(Data entries for graphics)

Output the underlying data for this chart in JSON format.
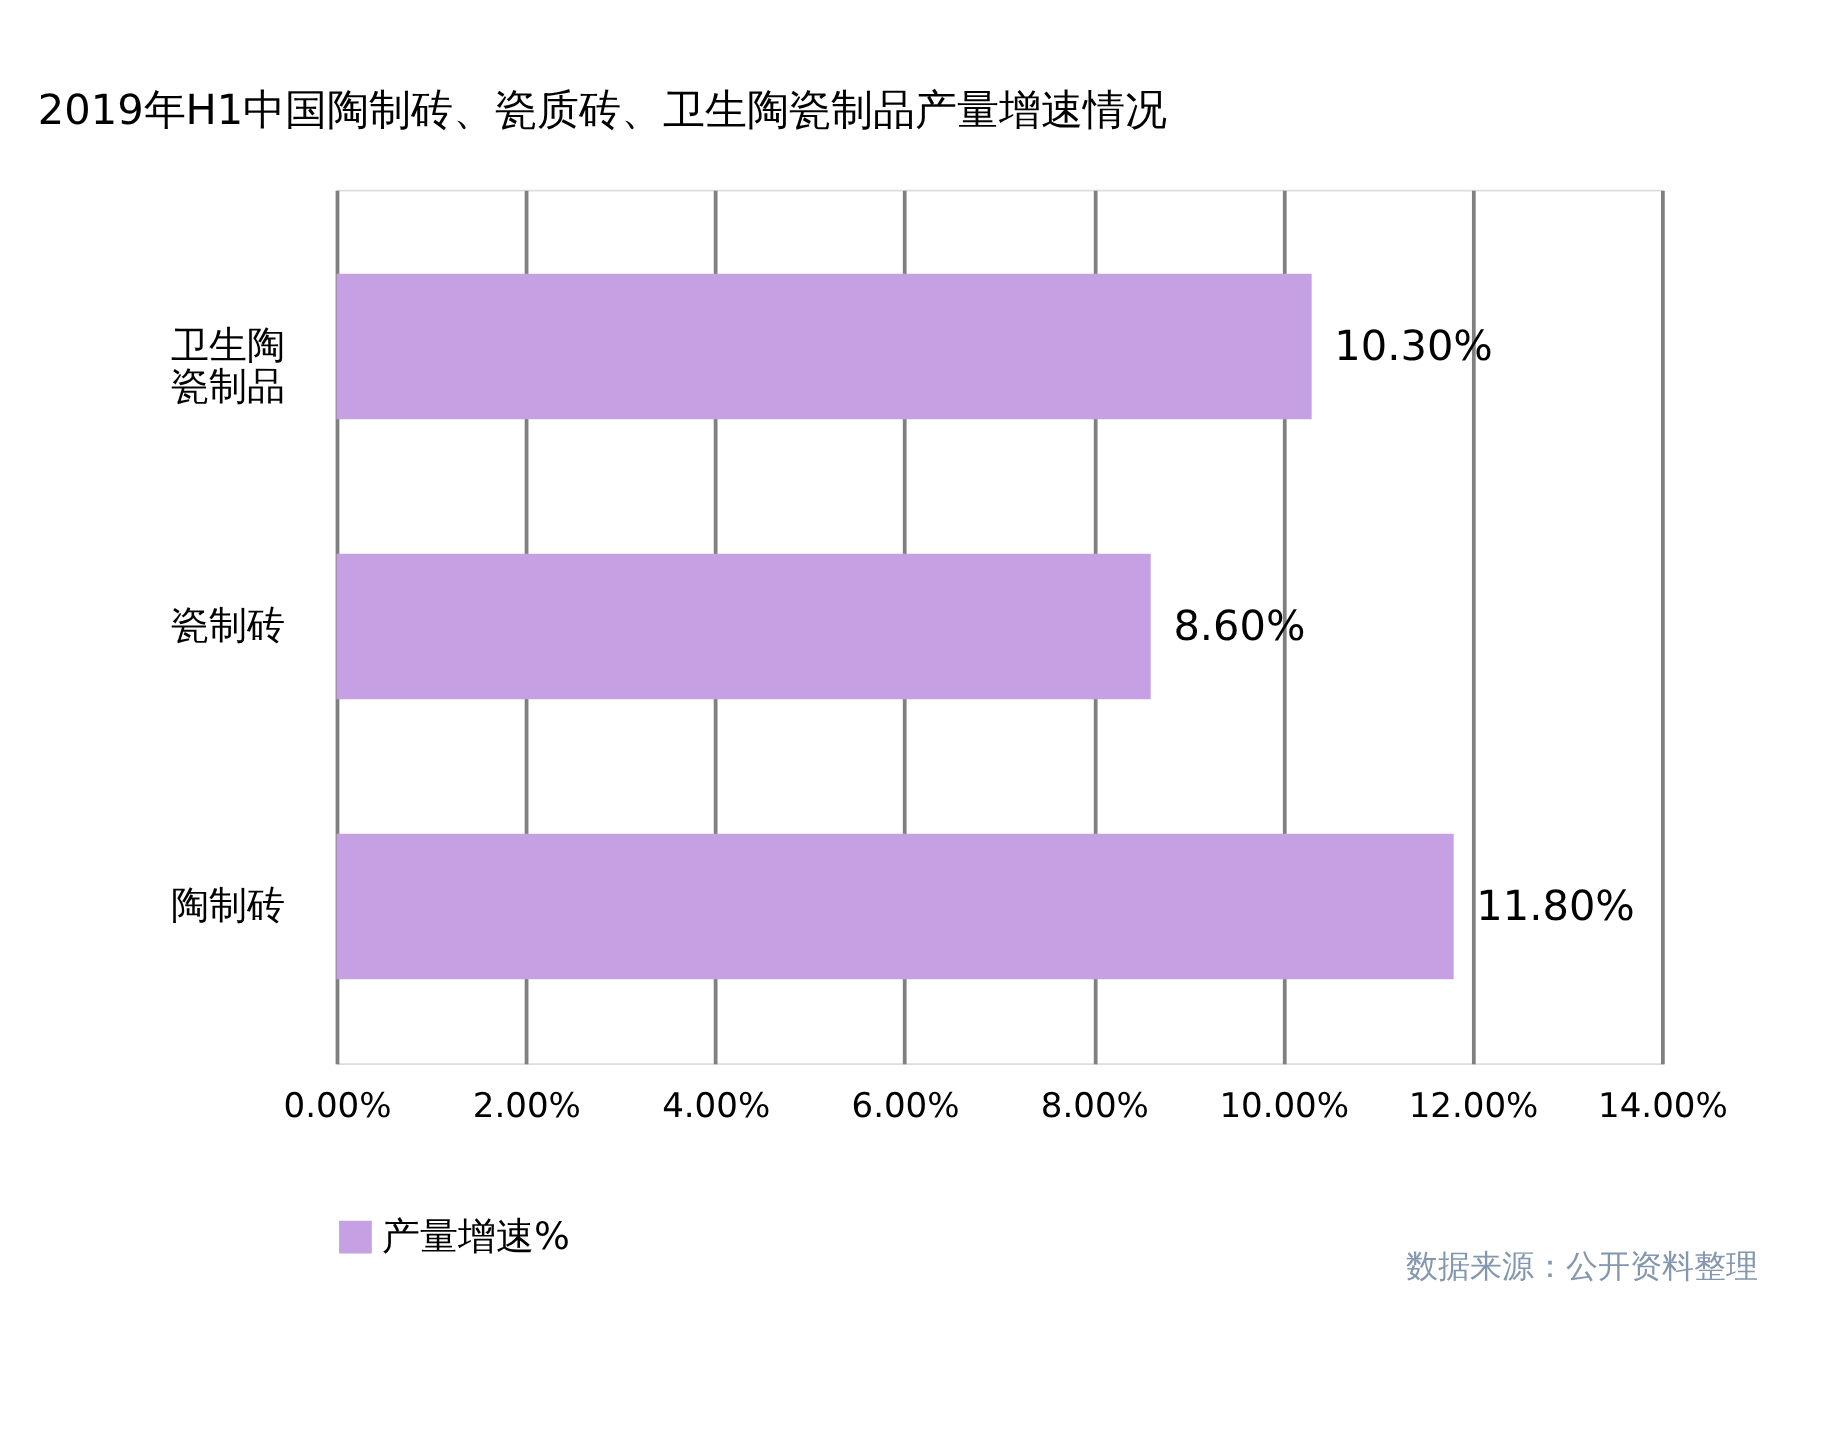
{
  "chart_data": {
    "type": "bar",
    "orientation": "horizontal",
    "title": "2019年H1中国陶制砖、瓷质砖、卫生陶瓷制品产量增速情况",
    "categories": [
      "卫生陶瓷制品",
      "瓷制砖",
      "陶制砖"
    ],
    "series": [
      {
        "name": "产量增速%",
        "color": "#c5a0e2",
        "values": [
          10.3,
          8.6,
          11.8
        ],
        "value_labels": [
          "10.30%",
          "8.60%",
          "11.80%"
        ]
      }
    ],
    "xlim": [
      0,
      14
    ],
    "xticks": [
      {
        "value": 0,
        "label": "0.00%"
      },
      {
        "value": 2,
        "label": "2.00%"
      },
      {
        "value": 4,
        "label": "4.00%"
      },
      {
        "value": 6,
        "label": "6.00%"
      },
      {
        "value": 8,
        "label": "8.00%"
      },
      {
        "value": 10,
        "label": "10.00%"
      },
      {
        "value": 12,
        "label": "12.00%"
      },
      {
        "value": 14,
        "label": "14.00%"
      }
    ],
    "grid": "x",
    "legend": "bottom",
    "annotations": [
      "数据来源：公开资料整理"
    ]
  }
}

---

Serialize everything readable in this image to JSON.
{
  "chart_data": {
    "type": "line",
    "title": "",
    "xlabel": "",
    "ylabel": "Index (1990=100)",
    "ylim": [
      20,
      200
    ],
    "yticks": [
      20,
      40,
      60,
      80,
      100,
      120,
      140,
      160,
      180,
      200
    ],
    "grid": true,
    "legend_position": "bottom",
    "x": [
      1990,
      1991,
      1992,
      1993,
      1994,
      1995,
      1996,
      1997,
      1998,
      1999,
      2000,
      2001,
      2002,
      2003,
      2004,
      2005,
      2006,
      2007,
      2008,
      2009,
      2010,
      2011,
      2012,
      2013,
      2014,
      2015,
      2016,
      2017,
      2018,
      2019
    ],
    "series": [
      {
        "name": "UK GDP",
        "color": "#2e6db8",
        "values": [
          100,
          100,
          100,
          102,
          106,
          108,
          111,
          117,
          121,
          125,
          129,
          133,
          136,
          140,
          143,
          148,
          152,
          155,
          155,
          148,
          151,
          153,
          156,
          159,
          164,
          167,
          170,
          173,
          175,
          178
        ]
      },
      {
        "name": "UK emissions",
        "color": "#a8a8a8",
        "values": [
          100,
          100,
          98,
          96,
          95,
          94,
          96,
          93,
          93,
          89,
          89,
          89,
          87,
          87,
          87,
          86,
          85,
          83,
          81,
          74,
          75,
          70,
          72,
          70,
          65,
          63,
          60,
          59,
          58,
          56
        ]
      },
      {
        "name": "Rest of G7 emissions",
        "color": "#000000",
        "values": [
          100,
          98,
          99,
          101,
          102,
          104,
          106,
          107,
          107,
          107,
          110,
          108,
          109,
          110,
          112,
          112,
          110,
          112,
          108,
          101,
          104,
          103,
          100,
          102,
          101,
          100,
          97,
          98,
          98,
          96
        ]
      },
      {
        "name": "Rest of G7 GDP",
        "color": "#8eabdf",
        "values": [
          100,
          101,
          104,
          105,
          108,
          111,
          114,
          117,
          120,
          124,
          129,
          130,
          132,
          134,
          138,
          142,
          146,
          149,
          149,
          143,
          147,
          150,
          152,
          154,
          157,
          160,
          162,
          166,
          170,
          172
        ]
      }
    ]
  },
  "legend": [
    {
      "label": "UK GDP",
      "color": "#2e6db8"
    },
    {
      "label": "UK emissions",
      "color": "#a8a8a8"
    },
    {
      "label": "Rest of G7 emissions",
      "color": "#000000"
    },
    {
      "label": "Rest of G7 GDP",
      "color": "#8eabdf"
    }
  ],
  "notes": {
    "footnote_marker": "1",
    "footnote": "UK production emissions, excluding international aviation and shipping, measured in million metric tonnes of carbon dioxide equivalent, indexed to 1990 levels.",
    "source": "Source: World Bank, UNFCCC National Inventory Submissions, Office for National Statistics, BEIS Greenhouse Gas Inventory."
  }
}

--- PROBLEM REQUIREMENTS ---
List all lines holding the string "this".

--- SOLUTION TO THE EXERCISE ---
Output the underlying data for this chart in JSON format.
Serialize everything readable in this image to JSON.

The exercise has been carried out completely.